WHAT YOU HAVE TO DO:
Extract all lines that hold "this" from the records below.

RECORDS PROVIDED:
= = = = =

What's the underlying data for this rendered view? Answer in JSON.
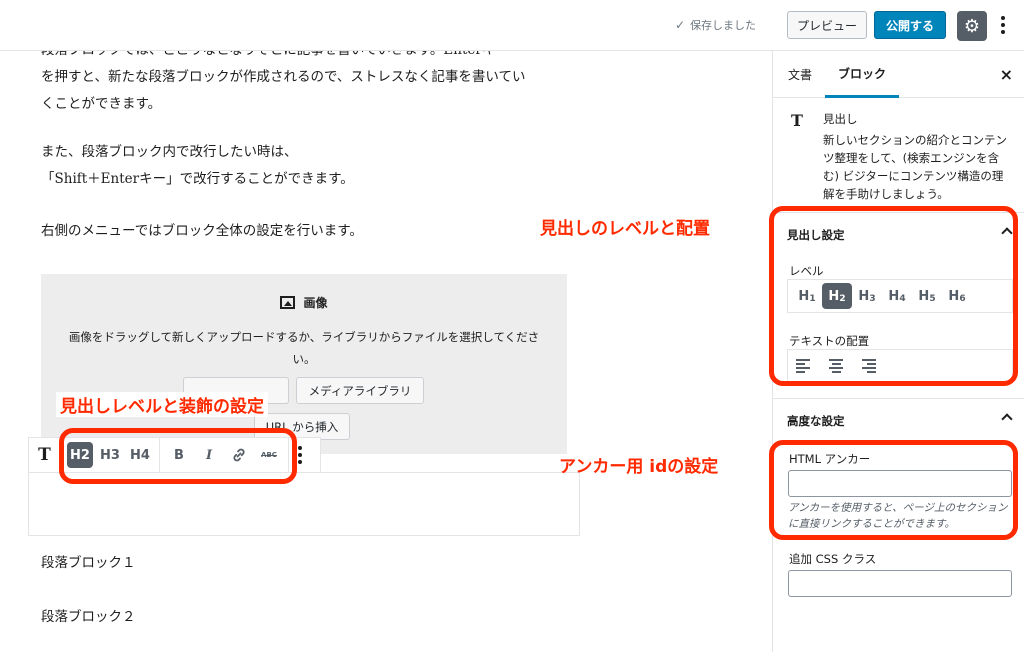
{
  "topbar": {
    "saved_text": "保存しました",
    "preview_label": "プレビュー",
    "publish_label": "公開する"
  },
  "editor": {
    "paragraphs": [
      "段落ブロックでは、どこりなとなりそとに記事を書いていきます。Enterキ",
      "を押すと、新たな段落ブロックが作成されるので、ストレスなく記事を書いてい",
      "くことができます。",
      "また、段落ブロック内で改行したい時は、",
      "「Shift＋Enterキー」で改行することができます。",
      "右側のメニューではブロック全体の設定を行います。"
    ],
    "image_block": {
      "title": "画像",
      "description": "画像をドラッグして新しくアップロードするか、ライブラリからファイルを選択してください。",
      "media_library_label": "メディアライブラリ",
      "url_insert_label": "URL から挿入"
    },
    "toolbar": {
      "transform_label": "T",
      "h2": "H2",
      "h3": "H3",
      "h4": "H4",
      "bold": "B",
      "italic": "I",
      "strikethrough": "ABC"
    },
    "after_paragraphs": [
      "段落ブロック１",
      "段落ブロック２"
    ]
  },
  "annotations": {
    "heading_level_align": "見出しのレベルと配置",
    "heading_level_decoration": "見出しレベルと装飾の設定",
    "anchor_id": "アンカー用 idの設定"
  },
  "sidebar": {
    "tab_document": "文書",
    "tab_block": "ブロック",
    "close": "×",
    "block_icon": "T",
    "block_name": "見出し",
    "block_description": "新しいセクションの紹介とコンテンツ整理をして、(検索エンジンを含む) ビジターにコンテンツ構造の理解を手助けしましょう。",
    "heading_settings": {
      "title": "見出し設定",
      "level_label": "レベル",
      "levels": [
        {
          "h": "H",
          "n": "1"
        },
        {
          "h": "H",
          "n": "2"
        },
        {
          "h": "H",
          "n": "3"
        },
        {
          "h": "H",
          "n": "4"
        },
        {
          "h": "H",
          "n": "5"
        },
        {
          "h": "H",
          "n": "6"
        }
      ],
      "selected_level": "2",
      "alignment_label": "テキストの配置"
    },
    "advanced": {
      "title": "高度な設定",
      "anchor_label": "HTML アンカー",
      "anchor_value": "",
      "anchor_help": "アンカーを使用すると、ページ上のセクションに直接リンクすることができます。",
      "css_label": "追加 CSS クラス",
      "css_value": ""
    }
  },
  "colors": {
    "accent": "#0085ba",
    "annotation": "#ff2a00",
    "active_button": "#555d66"
  }
}
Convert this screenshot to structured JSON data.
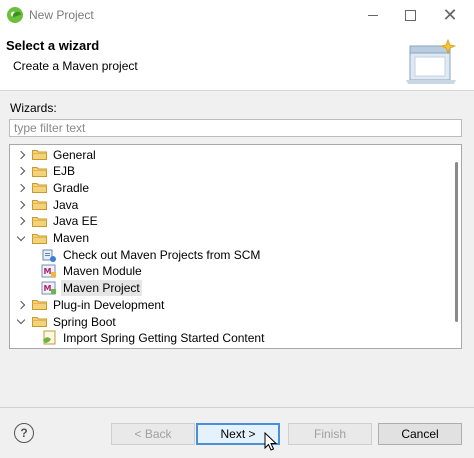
{
  "window": {
    "title": "New Project"
  },
  "header": {
    "title": "Select a wizard",
    "description": "Create a Maven project"
  },
  "wizards": {
    "label": "Wizards:",
    "filter_placeholder": "type filter text",
    "tree": [
      {
        "label": "General",
        "kind": "folder",
        "expanded": false,
        "level": 0
      },
      {
        "label": "EJB",
        "kind": "folder",
        "expanded": false,
        "level": 0
      },
      {
        "label": "Gradle",
        "kind": "folder",
        "expanded": false,
        "level": 0
      },
      {
        "label": "Java",
        "kind": "folder",
        "expanded": false,
        "level": 0
      },
      {
        "label": "Java EE",
        "kind": "folder",
        "expanded": false,
        "level": 0
      },
      {
        "label": "Maven",
        "kind": "folder",
        "expanded": true,
        "level": 0
      },
      {
        "label": "Check out Maven Projects from SCM",
        "kind": "wizard",
        "icon": "scm-checkout-icon",
        "level": 1
      },
      {
        "label": "Maven Module",
        "kind": "wizard",
        "icon": "maven-module-icon",
        "level": 1
      },
      {
        "label": "Maven Project",
        "kind": "wizard",
        "icon": "maven-project-icon",
        "level": 1,
        "selected": true
      },
      {
        "label": "Plug-in Development",
        "kind": "folder",
        "expanded": false,
        "level": 0
      },
      {
        "label": "Spring Boot",
        "kind": "folder",
        "expanded": true,
        "level": 0
      },
      {
        "label": "Import Spring Getting Started Content",
        "kind": "wizard",
        "icon": "spring-import-icon",
        "level": 1
      }
    ]
  },
  "buttons": {
    "back": "< Back",
    "next": "Next >",
    "finish": "Finish",
    "cancel": "Cancel"
  },
  "colors": {
    "accent": "#4a90d9",
    "folder": "#e8b84a",
    "selection": "#e5e5e5"
  }
}
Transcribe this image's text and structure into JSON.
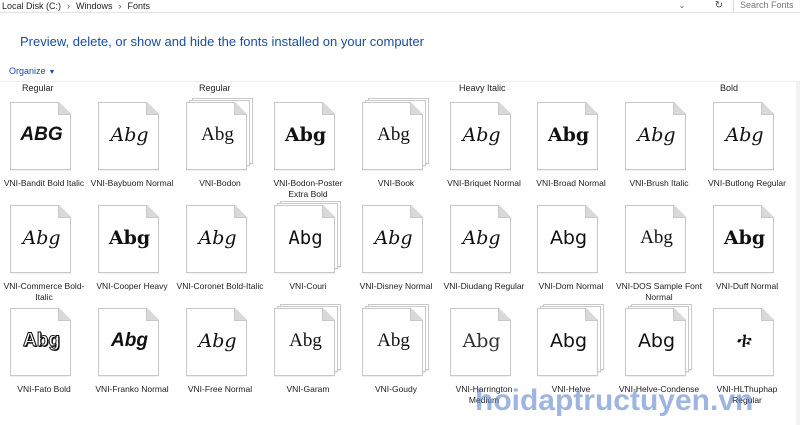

= = = = =

REPLY:
What's the underlying data for this rendered view? Answer in JSON.
Convert this screenshot to structured JSON data.
Transcribe this image's text and structure into JSON.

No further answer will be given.